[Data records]
++++++++
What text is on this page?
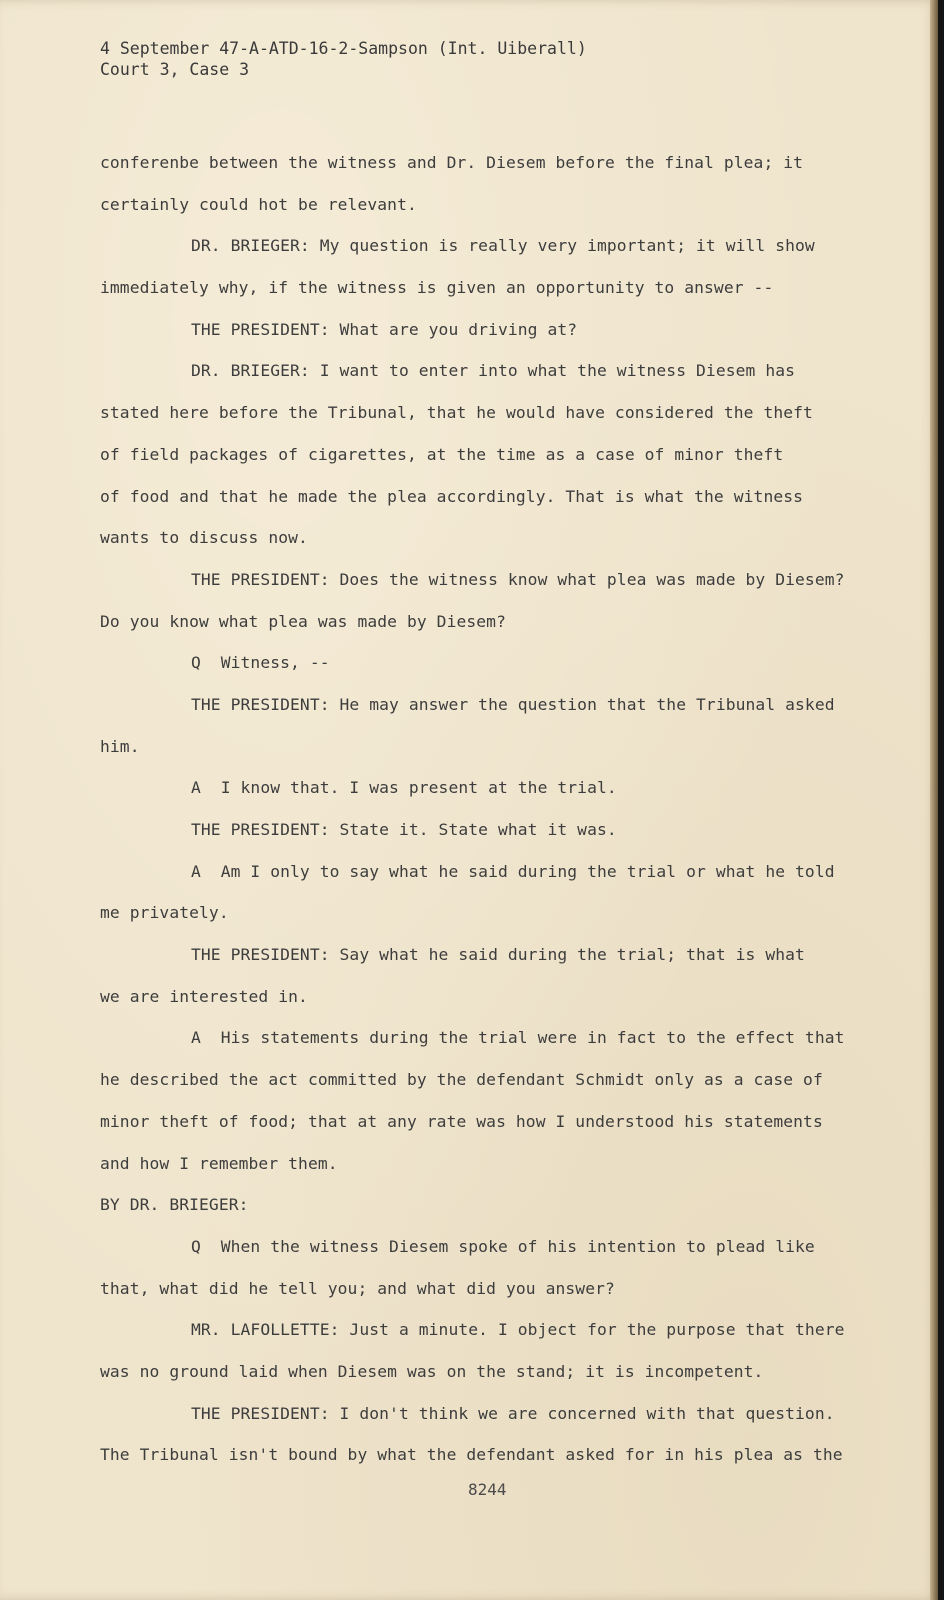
4 September 47-A-ATD-16-2-Sampson (Int. Uiberall)
Court 3, Case 3
conferenbe between the witness and Dr. Diesem before the final plea; it
certainly could hot be relevant.
DR. BRIEGER: My question is really very important; it will show
immediately why, if the witness is given an opportunity to answer --
THE PRESIDENT: What are you driving at?
DR. BRIEGER: I want to enter into what the witness Diesem has
stated here before the Tribunal, that he would have considered the theft
of field packages of cigarettes, at the time as a case of minor theft
of food and that he made the plea accordingly. That is what the witness
wants to discuss now.
THE PRESIDENT: Does the witness know what plea was made by Diesem?
Do you know what plea was made by Diesem?
Q  Witness, --
THE PRESIDENT: He may answer the question that the Tribunal asked
him.
A  I know that. I was present at the trial.
THE PRESIDENT: State it. State what it was.
A  Am I only to say what he said during the trial or what he told
me privately.
THE PRESIDENT: Say what he said during the trial; that is what
we are interested in.
A  His statements during the trial were in fact to the effect that
he described the act committed by the defendant Schmidt only as a case of
minor theft of food; that at any rate was how I understood his statements
and how I remember them.
BY DR. BRIEGER:
Q  When the witness Diesem spoke of his intention to plead like
that, what did he tell you; and what did you answer?
MR. LAFOLLETTE: Just a minute. I object for the purpose that there
was no ground laid when Diesem was on the stand; it is incompetent.
THE PRESIDENT: I don't think we are concerned with that question.
The Tribunal isn't bound by what the defendant asked for in his plea as the
8244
++++++++
Goal -> Retype the listing exactly. Pictures do not belong in the copy.

Output for this exercise ->
What text is on this page?
4 September 47-A-ATD-16-2-Sampson (Int. Uiberall)
Court 3, Case 3
conferenbe between the witness and Dr. Diesem before the final plea; it
certainly could hot be relevant.
DR. BRIEGER: My question is really very important; it will show
immediately why, if the witness is given an opportunity to answer --
THE PRESIDENT: What are you driving at?
DR. BRIEGER: I want to enter into what the witness Diesem has
stated here before the Tribunal, that he would have considered the theft
of field packages of cigarettes, at the time as a case of minor theft
of food and that he made the plea accordingly. That is what the witness
wants to discuss now.
THE PRESIDENT: Does the witness know what plea was made by Diesem?
Do you know what plea was made by Diesem?
Q  Witness, --
THE PRESIDENT: He may answer the question that the Tribunal asked
him.
A  I know that. I was present at the trial.
THE PRESIDENT: State it. State what it was.
A  Am I only to say what he said during the trial or what he told
me privately.
THE PRESIDENT: Say what he said during the trial; that is what
we are interested in.
A  His statements during the trial were in fact to the effect that
he described the act committed by the defendant Schmidt only as a case of
minor theft of food; that at any rate was how I understood his statements
and how I remember them.
BY DR. BRIEGER:
Q  When the witness Diesem spoke of his intention to plead like
that, what did he tell you; and what did you answer?
MR. LAFOLLETTE: Just a minute. I object for the purpose that there
was no ground laid when Diesem was on the stand; it is incompetent.
THE PRESIDENT: I don't think we are concerned with that question.
The Tribunal isn't bound by what the defendant asked for in his plea as the
8244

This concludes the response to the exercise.